Return the records word for word. Any pictures in them are not part of the copy.

** Start of Data lines **

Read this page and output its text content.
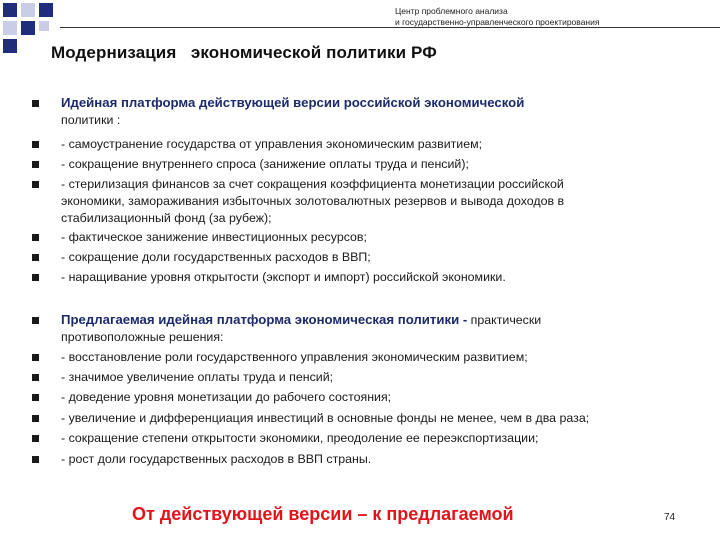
Центр проблемного анализа
и государственно-управленческого проектирования
Модернизация   экономической политики РФ
Идейная платформа действующей версии российской экономической
политики :
- самоустранение государства от управления экономическим развитием;
- сокращение внутреннего спроса (занижение оплаты труда и пенсий);
- стерилизация финансов за счет сокращения коэффициента монетизации российской
экономики, замораживания избыточных золотовалютных резервов и вывода доходов в
стабилизационный фонд (за рубеж);
- фактическое занижение инвестиционных ресурсов;
- сокращение доли государственных расходов в ВВП;
- наращивание уровня открытости (экспорт и импорт) российской экономики.
Предлагаемая идейная платформа экономическая политики - практически
противоположные решения:
- восстановление роли государственного управления экономическим развитием;
- значимое увеличение оплаты труда и пенсий;
- доведение уровня монетизации до рабочего состояния;
- увеличение и дифференциация инвестиций в основные фонды не менее, чем в два раза;
- сокращение степени открытости экономики, преодоление ее переэкспортизации;
- рост доли государственных расходов в ВВП страны.
От действующей версии – к предлагаемой	74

** End of Data lines **

#### Output:
Read this page and output its text content.
Центр проблемного анализа
и государственно-управленческого проектирования
Модернизация   экономической политики РФ
Идейная платформа действующей версии российской экономической
политики :
- самоустранение государства от управления экономическим развитием;
- сокращение внутреннего спроса (занижение оплаты труда и пенсий);
- стерилизация финансов за счет сокращения коэффициента монетизации российской
экономики, замораживания избыточных золотовалютных резервов и вывода доходов в
стабилизационный фонд (за рубеж);
- фактическое занижение инвестиционных ресурсов;
- сокращение доли государственных расходов в ВВП;
- наращивание уровня открытости (экспорт и импорт) российской экономики.
Предлагаемая идейная платформа экономическая политики - практически
противоположные решения:
- восстановление роли государственного управления экономическим развитием;
- значимое увеличение оплаты труда и пенсий;
- доведение уровня монетизации до рабочего состояния;
- увеличение и дифференциация инвестиций в основные фонды не менее, чем в два раза;
- сокращение степени открытости экономики, преодоление ее переэкспортизации;
- рост доли государственных расходов в ВВП страны.
От действующей версии – к предлагаемой	74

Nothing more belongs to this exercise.